• [Текст]:
----------------
Нам было приказано носить желтую Звезду Давида, в центре которой было написано «ЕВРЕЙ». Она должна была быть нашита на верхней одежде с левой стороны — там, где сердце. Любой, кто не подчинялся этому приказу, подлежал немедленному аресту. Мы с отцом сочли это страшным оскорблением, мама приняла это философски, возможно, как наказание за то, что долгое время игнорировала свое происхождение.

Затем последовала конфискация всех ювелирных изделий, которые владелец должен был лично принести в указанные места. Потом радиоприемники. После этого евреям было предписано ездить только в последнем вагоне трамвая, а сидеть разрешалось исключительно в том случае, если всем арийцам хватило места.

В следующем году только работающие евреи и те, кто имел специальный пропуск, могли пользоваться трамваем. Те же, у кого пропуска не было, должны были ходить пешком.
----------------
• [Записи набора данных]:
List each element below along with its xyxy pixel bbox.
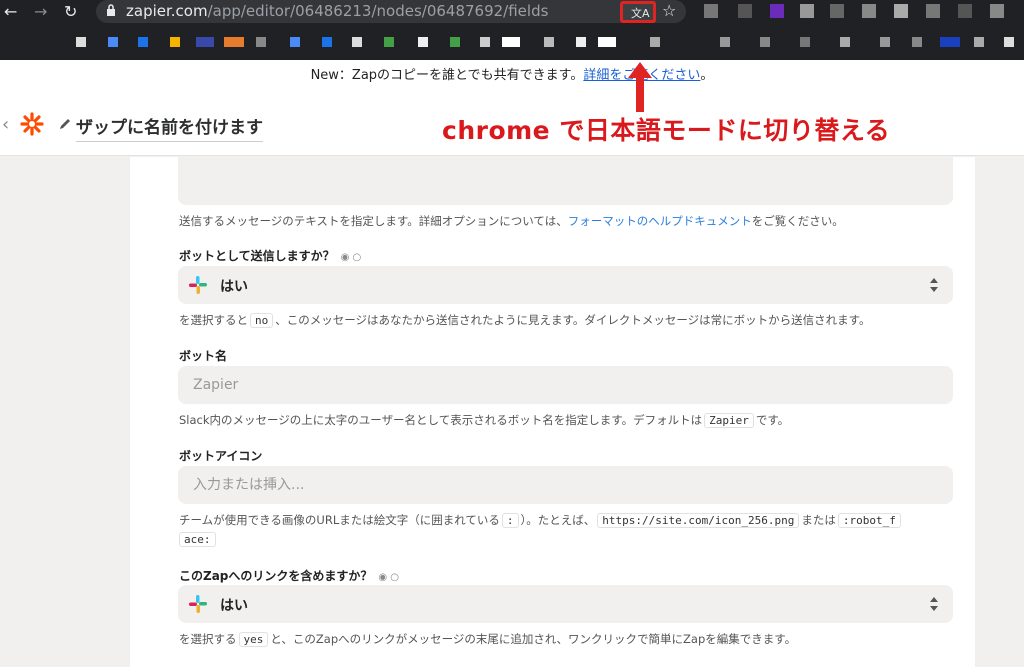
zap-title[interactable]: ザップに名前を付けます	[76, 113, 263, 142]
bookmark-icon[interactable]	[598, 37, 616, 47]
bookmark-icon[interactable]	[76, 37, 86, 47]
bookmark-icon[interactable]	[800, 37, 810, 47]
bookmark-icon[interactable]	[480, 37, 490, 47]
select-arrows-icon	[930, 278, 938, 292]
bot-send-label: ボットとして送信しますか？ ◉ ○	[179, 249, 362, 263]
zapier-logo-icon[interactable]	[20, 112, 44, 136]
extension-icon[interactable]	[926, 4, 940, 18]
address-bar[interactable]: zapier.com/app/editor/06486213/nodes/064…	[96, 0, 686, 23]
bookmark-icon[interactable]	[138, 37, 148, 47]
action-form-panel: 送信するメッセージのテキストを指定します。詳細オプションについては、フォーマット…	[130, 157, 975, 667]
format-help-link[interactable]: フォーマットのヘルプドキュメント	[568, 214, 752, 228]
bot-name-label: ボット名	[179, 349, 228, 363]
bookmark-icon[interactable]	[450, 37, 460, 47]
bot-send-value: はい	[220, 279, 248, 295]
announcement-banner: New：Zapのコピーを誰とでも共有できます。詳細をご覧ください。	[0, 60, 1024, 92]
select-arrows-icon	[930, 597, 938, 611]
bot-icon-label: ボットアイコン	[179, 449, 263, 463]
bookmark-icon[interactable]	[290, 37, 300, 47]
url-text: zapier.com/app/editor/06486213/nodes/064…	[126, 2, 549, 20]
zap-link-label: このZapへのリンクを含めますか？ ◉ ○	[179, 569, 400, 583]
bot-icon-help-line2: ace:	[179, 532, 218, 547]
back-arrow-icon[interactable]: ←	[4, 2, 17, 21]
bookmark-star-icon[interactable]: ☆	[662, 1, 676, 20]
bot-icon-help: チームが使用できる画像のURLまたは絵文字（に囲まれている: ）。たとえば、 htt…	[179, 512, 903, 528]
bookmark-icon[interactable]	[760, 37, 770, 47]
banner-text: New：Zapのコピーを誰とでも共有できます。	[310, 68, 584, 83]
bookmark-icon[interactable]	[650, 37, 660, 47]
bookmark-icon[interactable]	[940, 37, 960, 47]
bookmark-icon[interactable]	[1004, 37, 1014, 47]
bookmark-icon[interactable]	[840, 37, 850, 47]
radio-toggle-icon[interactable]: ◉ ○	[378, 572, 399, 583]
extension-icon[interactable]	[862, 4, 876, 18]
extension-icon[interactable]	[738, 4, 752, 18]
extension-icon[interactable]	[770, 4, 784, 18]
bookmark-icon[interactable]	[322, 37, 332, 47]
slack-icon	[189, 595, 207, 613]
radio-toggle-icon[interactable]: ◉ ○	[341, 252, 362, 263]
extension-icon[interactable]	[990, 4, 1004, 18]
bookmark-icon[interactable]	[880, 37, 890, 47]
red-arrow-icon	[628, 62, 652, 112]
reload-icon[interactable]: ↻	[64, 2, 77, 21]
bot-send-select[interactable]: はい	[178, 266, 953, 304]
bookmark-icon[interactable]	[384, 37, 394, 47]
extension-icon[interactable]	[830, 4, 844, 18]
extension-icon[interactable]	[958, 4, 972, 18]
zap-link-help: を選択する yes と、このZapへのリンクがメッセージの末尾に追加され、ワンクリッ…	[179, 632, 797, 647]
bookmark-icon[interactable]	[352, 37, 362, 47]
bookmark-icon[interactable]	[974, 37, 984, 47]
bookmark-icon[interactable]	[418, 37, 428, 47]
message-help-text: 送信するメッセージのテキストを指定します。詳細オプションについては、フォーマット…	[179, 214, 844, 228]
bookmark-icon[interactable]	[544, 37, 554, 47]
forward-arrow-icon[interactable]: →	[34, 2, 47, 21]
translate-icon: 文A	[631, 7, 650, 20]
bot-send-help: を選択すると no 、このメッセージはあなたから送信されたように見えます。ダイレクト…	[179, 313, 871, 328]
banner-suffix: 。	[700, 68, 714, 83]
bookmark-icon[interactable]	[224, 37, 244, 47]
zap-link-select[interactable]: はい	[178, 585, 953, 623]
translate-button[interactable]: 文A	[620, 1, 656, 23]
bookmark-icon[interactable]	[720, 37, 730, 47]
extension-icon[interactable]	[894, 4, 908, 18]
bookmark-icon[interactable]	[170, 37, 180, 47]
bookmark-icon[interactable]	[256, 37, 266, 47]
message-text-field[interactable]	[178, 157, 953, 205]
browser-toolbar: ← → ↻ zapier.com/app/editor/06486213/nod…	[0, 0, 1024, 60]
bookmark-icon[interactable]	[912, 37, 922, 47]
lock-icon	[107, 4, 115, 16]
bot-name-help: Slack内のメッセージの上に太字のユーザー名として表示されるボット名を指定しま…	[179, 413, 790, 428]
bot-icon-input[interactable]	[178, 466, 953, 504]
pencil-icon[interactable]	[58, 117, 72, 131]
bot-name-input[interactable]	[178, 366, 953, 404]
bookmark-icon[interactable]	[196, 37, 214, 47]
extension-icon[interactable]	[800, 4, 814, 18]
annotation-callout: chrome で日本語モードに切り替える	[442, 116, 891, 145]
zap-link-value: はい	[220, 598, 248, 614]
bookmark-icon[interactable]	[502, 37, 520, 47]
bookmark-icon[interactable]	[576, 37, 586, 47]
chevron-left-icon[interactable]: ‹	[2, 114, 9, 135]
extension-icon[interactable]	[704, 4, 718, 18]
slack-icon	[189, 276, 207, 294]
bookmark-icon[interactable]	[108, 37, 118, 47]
----------------
В каком месте одежды, согласно тексту об ограничениях для евреев, полагалось нашивать желтую Звезду Давида? Записи здесь не понадобятся.

• [Ответ]: На верхней одежде с левой стороны, там, где сердце.